◆ **What is expected**
Transcribe every line, keeping it exact.

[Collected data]
===

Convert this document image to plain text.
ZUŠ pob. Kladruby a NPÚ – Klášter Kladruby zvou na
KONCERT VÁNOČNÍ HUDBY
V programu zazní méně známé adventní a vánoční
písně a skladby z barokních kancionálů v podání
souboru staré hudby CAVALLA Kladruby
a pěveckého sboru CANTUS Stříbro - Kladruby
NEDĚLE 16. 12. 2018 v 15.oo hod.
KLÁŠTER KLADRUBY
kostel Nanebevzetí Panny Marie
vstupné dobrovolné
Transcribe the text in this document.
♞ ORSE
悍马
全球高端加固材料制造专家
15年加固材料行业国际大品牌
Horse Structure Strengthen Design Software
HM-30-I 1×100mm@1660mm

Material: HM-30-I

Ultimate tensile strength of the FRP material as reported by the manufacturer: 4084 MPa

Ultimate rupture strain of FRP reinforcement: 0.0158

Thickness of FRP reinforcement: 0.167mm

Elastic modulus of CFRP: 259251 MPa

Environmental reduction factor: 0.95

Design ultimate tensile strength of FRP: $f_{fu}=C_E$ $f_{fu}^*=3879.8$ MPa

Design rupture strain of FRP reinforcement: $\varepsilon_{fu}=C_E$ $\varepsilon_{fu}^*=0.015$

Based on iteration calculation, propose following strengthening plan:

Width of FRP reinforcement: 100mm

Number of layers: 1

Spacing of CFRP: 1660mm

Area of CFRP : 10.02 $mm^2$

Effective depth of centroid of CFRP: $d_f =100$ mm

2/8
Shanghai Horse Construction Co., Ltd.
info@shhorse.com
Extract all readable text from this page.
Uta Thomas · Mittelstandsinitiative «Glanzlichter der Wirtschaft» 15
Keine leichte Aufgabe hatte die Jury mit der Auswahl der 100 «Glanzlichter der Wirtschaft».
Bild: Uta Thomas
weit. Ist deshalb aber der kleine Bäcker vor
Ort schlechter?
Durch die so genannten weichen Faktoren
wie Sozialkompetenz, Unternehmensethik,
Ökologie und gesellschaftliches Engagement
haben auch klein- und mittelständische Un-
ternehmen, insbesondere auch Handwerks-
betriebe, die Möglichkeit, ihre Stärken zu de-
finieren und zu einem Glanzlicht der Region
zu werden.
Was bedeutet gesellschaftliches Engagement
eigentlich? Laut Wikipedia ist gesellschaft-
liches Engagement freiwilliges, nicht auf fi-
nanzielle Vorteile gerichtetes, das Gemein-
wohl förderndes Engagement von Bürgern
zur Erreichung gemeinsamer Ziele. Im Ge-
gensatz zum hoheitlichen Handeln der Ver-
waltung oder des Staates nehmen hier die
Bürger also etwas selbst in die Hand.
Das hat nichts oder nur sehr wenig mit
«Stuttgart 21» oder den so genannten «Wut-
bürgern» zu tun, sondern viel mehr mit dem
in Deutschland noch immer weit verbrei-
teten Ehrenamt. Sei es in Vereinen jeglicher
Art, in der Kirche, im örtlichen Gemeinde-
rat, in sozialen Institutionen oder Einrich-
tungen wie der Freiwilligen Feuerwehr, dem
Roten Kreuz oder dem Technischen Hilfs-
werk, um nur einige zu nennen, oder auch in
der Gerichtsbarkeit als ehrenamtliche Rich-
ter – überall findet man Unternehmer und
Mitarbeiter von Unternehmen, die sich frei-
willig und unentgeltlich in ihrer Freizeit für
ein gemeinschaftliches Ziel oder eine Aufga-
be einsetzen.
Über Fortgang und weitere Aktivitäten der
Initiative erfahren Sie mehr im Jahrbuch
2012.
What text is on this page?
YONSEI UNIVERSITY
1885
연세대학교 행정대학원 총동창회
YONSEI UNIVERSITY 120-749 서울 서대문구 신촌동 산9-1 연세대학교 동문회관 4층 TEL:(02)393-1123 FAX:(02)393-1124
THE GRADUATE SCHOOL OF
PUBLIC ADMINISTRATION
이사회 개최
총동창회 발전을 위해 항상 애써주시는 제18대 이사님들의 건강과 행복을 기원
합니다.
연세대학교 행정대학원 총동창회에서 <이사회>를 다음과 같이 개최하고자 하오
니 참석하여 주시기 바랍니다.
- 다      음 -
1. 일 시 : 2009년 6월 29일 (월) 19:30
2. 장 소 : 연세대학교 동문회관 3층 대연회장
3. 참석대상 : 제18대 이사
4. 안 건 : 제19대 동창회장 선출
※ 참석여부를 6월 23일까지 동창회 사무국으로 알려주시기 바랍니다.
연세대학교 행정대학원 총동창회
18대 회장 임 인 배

===

◆ **The output**
Convert this document image to plain text.
ZUŠ pob. Kladruby a NPÚ – Klášter Kladruby zvou na
KONCERT VÁNOČNÍ HUDBY
V programu zazní méně známé adventní a vánoční
písně a skladby z barokních kancionálů v podání
souboru staré hudby CAVALLA Kladruby
a pěveckého sboru CANTUS Stříbro - Kladruby
NEDĚLE 16. 12. 2018 v 15.oo hod.
KLÁŠTER KLADRUBY
kostel Nanebevzetí Panny Marie
vstupné dobrovolné
Transcribe the text in this document.
♞ ORSE
悍马
全球高端加固材料制造专家
15年加固材料行业国际大品牌
Horse Structure Strengthen Design Software
HM-30-I 1×100mm@1660mm

Material: HM-30-I

Ultimate tensile strength of the FRP material as reported by the manufacturer: 4084 MPa

Ultimate rupture strain of FRP reinforcement: 0.0158

Thickness of FRP reinforcement: 0.167mm

Elastic modulus of CFRP: 259251 MPa

Environmental reduction factor: 0.95

Design ultimate tensile strength of FRP: $f_{fu}=C_E$ $f_{fu}^*=3879.8$ MPa

Design rupture strain of FRP reinforcement: $\varepsilon_{fu}=C_E$ $\varepsilon_{fu}^*=0.015$

Based on iteration calculation, propose following strengthening plan:

Width of FRP reinforcement: 100mm

Number of layers: 1

Spacing of CFRP: 1660mm

Area of CFRP : 10.02 $mm^2$

Effective depth of centroid of CFRP: $d_f =100$ mm

2/8
Shanghai Horse Construction Co., Ltd.
info@shhorse.com
Extract all readable text from this page.
Uta Thomas · Mittelstandsinitiative «Glanzlichter der Wirtschaft» 15
Keine leichte Aufgabe hatte die Jury mit der Auswahl der 100 «Glanzlichter der Wirtschaft».
Bild: Uta Thomas
weit. Ist deshalb aber der kleine Bäcker vor
Ort schlechter?
Durch die so genannten weichen Faktoren
wie Sozialkompetenz, Unternehmensethik,
Ökologie und gesellschaftliches Engagement
haben auch klein- und mittelständische Un-
ternehmen, insbesondere auch Handwerks-
betriebe, die Möglichkeit, ihre Stärken zu de-
finieren und zu einem Glanzlicht der Region
zu werden.
Was bedeutet gesellschaftliches Engagement
eigentlich? Laut Wikipedia ist gesellschaft-
liches Engagement freiwilliges, nicht auf fi-
nanzielle Vorteile gerichtetes, das Gemein-
wohl förderndes Engagement von Bürgern
zur Erreichung gemeinsamer Ziele. Im Ge-
gensatz zum hoheitlichen Handeln der Ver-
waltung oder des Staates nehmen hier die
Bürger also etwas selbst in die Hand.
Das hat nichts oder nur sehr wenig mit
«Stuttgart 21» oder den so genannten «Wut-
bürgern» zu tun, sondern viel mehr mit dem
in Deutschland noch immer weit verbrei-
teten Ehrenamt. Sei es in Vereinen jeglicher
Art, in der Kirche, im örtlichen Gemeinde-
rat, in sozialen Institutionen oder Einrich-
tungen wie der Freiwilligen Feuerwehr, dem
Roten Kreuz oder dem Technischen Hilfs-
werk, um nur einige zu nennen, oder auch in
der Gerichtsbarkeit als ehrenamtliche Rich-
ter – überall findet man Unternehmer und
Mitarbeiter von Unternehmen, die sich frei-
willig und unentgeltlich in ihrer Freizeit für
ein gemeinschaftliches Ziel oder eine Aufga-
be einsetzen.
Über Fortgang und weitere Aktivitäten der
Initiative erfahren Sie mehr im Jahrbuch
2012.
What text is on this page?
YONSEI UNIVERSITY
1885
연세대학교 행정대학원 총동창회
YONSEI UNIVERSITY 120-749 서울 서대문구 신촌동 산9-1 연세대학교 동문회관 4층 TEL:(02)393-1123 FAX:(02)393-1124
THE GRADUATE SCHOOL OF
PUBLIC ADMINISTRATION
이사회 개최
총동창회 발전을 위해 항상 애써주시는 제18대 이사님들의 건강과 행복을 기원
합니다.
연세대학교 행정대학원 총동창회에서 <이사회>를 다음과 같이 개최하고자 하오
니 참석하여 주시기 바랍니다.
- 다      음 -
1. 일 시 : 2009년 6월 29일 (월) 19:30
2. 장 소 : 연세대학교 동문회관 3층 대연회장
3. 참석대상 : 제18대 이사
4. 안 건 : 제19대 동창회장 선출
※ 참석여부를 6월 23일까지 동창회 사무국으로 알려주시기 바랍니다.
연세대학교 행정대학원 총동창회
18대 회장 임 인 배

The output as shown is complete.